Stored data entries
|---|

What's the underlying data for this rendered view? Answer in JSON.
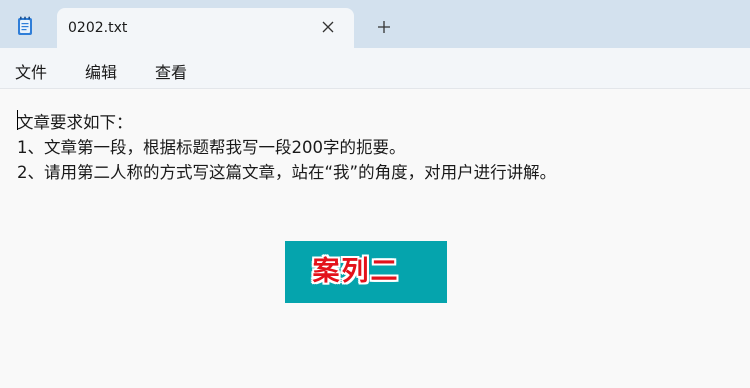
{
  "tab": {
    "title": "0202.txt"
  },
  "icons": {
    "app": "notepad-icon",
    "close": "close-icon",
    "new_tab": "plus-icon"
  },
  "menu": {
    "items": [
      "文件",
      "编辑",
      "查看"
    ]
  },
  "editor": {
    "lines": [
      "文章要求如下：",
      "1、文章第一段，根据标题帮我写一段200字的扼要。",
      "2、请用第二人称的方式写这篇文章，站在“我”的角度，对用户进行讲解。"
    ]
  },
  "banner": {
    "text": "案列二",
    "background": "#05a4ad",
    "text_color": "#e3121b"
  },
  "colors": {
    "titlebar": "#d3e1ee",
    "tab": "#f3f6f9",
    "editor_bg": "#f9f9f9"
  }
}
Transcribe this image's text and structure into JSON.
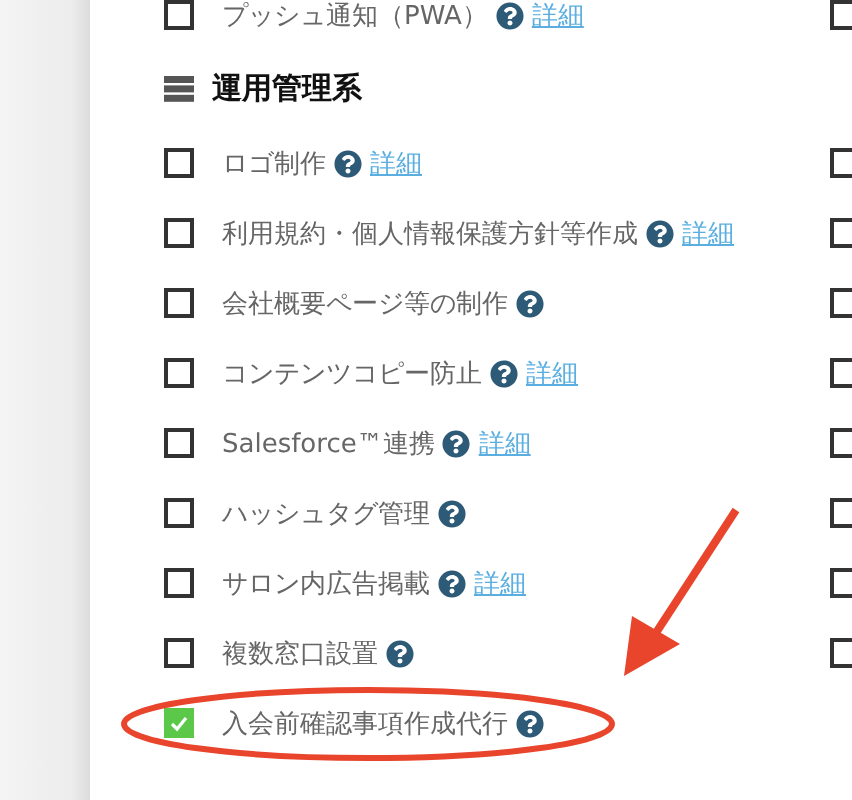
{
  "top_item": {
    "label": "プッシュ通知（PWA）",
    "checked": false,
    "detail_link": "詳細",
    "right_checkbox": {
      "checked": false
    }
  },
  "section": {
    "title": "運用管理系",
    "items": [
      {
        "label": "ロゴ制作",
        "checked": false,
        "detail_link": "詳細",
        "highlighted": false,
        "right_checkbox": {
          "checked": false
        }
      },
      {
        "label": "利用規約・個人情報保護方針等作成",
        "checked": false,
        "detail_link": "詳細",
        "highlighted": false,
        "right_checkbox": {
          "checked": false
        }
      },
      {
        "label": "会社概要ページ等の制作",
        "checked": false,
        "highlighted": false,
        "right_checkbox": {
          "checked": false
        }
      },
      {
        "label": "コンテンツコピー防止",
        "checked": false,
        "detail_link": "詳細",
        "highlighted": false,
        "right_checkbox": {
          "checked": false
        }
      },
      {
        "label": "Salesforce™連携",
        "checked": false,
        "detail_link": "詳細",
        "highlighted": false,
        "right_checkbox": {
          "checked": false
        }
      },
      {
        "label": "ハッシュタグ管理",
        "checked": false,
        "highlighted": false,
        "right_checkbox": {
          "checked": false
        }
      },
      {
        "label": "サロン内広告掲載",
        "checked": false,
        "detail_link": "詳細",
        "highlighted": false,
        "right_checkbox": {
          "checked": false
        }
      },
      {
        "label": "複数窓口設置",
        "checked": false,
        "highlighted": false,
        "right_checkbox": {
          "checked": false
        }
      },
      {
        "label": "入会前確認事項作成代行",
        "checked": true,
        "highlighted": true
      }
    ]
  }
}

|---|

Scan the material above for the word "this". Copy each line where it occurs.

#### THE SOLUTION
What's the underlying data for this rendered view? Answer in JSON.
Transcribe this image's text and structure into JSON.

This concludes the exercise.